# [Written request]
Return all lines where the word "ltar" can be found.
╭─ Records provided
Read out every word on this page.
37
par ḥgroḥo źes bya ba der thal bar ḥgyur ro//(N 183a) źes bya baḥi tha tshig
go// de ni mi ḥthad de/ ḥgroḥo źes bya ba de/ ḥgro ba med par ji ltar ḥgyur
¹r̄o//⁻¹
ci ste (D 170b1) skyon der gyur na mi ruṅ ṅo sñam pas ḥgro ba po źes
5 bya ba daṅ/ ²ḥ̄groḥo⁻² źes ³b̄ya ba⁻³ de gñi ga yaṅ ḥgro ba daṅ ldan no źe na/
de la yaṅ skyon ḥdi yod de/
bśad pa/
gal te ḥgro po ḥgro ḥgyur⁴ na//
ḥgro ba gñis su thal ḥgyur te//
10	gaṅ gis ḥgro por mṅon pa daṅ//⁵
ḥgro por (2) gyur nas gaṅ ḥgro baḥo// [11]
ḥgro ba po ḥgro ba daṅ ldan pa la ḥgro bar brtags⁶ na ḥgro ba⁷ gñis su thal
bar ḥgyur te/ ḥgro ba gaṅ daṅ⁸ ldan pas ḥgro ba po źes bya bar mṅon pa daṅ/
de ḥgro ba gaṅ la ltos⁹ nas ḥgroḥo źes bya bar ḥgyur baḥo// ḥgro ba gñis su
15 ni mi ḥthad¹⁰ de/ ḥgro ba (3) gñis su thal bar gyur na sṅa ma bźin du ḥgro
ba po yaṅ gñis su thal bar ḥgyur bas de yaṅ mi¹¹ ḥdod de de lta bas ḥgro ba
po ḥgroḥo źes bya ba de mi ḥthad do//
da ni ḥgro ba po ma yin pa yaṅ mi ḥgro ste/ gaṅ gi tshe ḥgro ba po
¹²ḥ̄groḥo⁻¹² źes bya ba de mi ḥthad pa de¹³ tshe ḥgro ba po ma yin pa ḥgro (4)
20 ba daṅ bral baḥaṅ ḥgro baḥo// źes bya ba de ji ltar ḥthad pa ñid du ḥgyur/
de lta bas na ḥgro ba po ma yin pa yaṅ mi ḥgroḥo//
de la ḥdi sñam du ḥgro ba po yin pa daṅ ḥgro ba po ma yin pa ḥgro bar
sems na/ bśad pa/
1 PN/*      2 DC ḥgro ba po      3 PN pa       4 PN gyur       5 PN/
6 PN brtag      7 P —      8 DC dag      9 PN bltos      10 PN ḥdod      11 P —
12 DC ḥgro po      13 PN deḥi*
╰─
# [Written answer]
go// de ni mi ḥthad de/ ḥgroḥo źes bya ba de/ ḥgro ba med par ji ltar ḥgyur
20 ba daṅ bral baḥaṅ ḥgro baḥo// źes bya ba de ji ltar ḥthad pa ñid du ḥgyur/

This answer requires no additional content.